[Dataset items]
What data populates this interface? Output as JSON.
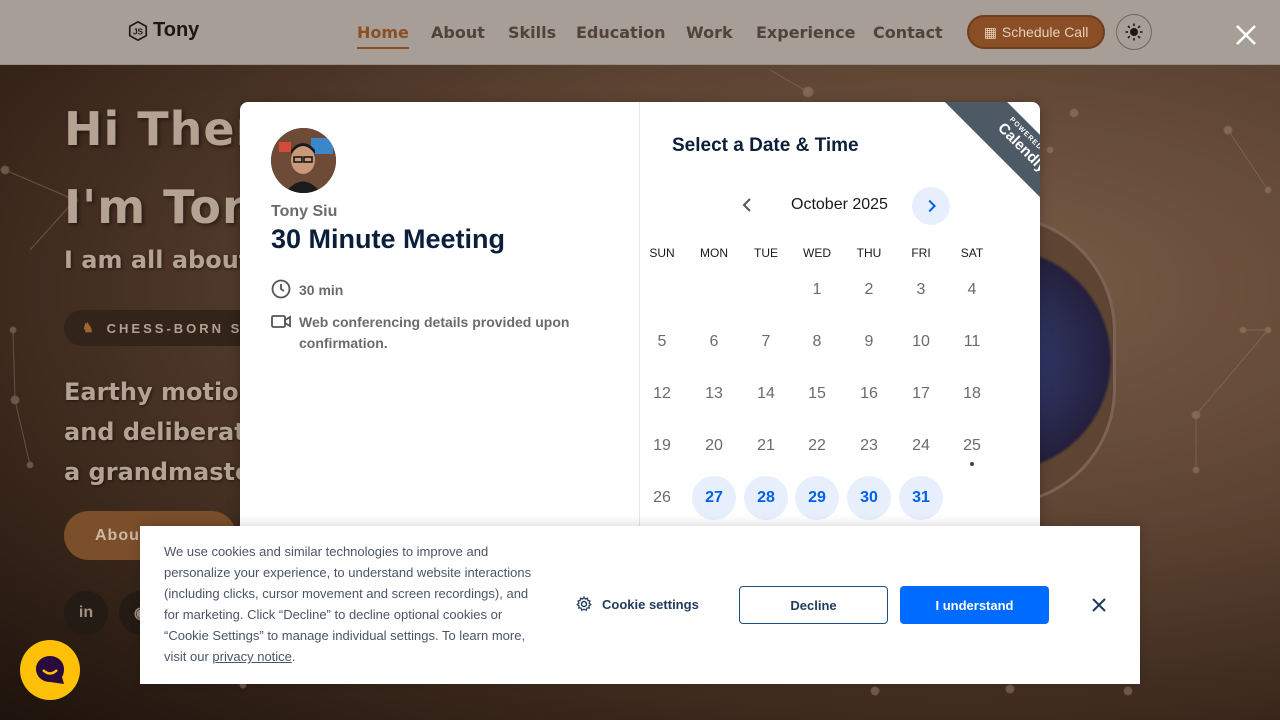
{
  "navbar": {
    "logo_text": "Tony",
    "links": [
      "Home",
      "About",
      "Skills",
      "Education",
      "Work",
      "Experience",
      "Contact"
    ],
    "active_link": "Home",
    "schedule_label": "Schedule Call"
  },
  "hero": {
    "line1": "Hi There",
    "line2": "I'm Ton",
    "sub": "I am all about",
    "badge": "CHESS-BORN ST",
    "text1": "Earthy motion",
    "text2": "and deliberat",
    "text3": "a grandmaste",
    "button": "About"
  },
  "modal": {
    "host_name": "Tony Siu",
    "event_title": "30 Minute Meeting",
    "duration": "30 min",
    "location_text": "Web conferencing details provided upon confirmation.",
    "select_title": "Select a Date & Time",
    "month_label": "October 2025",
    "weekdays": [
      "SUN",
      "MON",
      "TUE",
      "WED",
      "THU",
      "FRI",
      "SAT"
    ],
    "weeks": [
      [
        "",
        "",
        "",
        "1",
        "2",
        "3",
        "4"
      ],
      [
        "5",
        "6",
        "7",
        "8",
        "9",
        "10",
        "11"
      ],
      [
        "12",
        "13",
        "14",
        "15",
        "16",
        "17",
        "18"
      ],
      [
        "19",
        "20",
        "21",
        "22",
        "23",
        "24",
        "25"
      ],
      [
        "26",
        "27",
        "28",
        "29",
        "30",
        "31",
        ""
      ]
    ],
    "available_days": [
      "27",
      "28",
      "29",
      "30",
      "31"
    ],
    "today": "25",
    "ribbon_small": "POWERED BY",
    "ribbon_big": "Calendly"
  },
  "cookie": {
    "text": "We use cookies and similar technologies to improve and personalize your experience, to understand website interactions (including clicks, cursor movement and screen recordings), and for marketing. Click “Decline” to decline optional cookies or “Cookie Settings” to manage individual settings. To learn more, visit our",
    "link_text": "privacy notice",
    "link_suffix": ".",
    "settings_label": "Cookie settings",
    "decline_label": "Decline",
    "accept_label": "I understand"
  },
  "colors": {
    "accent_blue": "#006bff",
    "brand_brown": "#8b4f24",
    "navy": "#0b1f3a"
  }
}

Stated problem. Filter lines by "settings" and return each hit.

Task output.
    "text": "We use cookies and similar technologies to improve and personalize your experience, to understand website interactions (including clicks, cursor movement and screen recordings), and for marketing. Click “Decline” to decline optional cookies or “Cookie Settings” to manage individual settings. To learn more, visit our",
    "settings_label": "Cookie settings",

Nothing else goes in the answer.